[Short exercise]
Type out every line below exactly as it reads.

[Data provided]

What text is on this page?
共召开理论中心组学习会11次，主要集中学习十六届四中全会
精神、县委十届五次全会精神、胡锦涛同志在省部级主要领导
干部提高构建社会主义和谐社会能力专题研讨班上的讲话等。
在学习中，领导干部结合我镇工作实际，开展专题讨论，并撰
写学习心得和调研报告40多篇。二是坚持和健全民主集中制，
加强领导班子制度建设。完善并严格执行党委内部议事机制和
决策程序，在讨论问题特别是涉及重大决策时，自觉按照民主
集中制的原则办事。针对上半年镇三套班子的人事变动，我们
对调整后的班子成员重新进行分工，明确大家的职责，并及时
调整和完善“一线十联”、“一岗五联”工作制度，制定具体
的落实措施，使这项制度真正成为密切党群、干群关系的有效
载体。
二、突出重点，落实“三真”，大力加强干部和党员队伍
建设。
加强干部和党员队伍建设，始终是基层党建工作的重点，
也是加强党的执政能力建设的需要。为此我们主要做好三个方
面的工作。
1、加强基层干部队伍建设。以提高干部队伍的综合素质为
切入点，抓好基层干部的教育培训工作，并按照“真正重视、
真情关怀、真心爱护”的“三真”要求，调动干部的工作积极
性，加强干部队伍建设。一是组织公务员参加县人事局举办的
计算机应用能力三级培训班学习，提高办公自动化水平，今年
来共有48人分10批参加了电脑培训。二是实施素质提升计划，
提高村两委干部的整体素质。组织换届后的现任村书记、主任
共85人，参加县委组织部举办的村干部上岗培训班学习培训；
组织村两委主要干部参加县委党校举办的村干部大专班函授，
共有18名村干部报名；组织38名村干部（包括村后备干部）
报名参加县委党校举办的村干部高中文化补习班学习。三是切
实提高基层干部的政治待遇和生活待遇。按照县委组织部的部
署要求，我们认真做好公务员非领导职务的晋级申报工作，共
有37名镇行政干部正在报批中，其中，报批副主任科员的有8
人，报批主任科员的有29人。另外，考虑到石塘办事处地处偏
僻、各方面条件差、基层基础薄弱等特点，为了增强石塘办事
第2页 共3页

[Written solution]
What text is on this page?
共召开理论中心组学习会11次，主要集中学习十六届四中全会
精神、县委十届五次全会精神、胡锦涛同志在省部级主要领导
干部提高构建社会主义和谐社会能力专题研讨班上的讲话等。
在学习中，领导干部结合我镇工作实际，开展专题讨论，并撰
写学习心得和调研报告40多篇。二是坚持和健全民主集中制，
加强领导班子制度建设。完善并严格执行党委内部议事机制和
决策程序，在讨论问题特别是涉及重大决策时，自觉按照民主
集中制的原则办事。针对上半年镇三套班子的人事变动，我们
对调整后的班子成员重新进行分工，明确大家的职责，并及时
调整和完善“一线十联”、“一岗五联”工作制度，制定具体
的落实措施，使这项制度真正成为密切党群、干群关系的有效
载体。
二、突出重点，落实“三真”，大力加强干部和党员队伍
建设。
加强干部和党员队伍建设，始终是基层党建工作的重点，
也是加强党的执政能力建设的需要。为此我们主要做好三个方
面的工作。
1、加强基层干部队伍建设。以提高干部队伍的综合素质为
切入点，抓好基层干部的教育培训工作，并按照“真正重视、
真情关怀、真心爱护”的“三真”要求，调动干部的工作积极
性，加强干部队伍建设。一是组织公务员参加县人事局举办的
计算机应用能力三级培训班学习，提高办公自动化水平，今年
来共有48人分10批参加了电脑培训。二是实施素质提升计划，
提高村两委干部的整体素质。组织换届后的现任村书记、主任
共85人，参加县委组织部举办的村干部上岗培训班学习培训；
组织村两委主要干部参加县委党校举办的村干部大专班函授，
共有18名村干部报名；组织38名村干部（包括村后备干部）
报名参加县委党校举办的村干部高中文化补习班学习。三是切
实提高基层干部的政治待遇和生活待遇。按照县委组织部的部
署要求，我们认真做好公务员非领导职务的晋级申报工作，共
有37名镇行政干部正在报批中，其中，报批副主任科员的有8
人，报批主任科员的有29人。另外，考虑到石塘办事处地处偏
僻、各方面条件差、基层基础薄弱等特点，为了增强石塘办事
第2页 共3页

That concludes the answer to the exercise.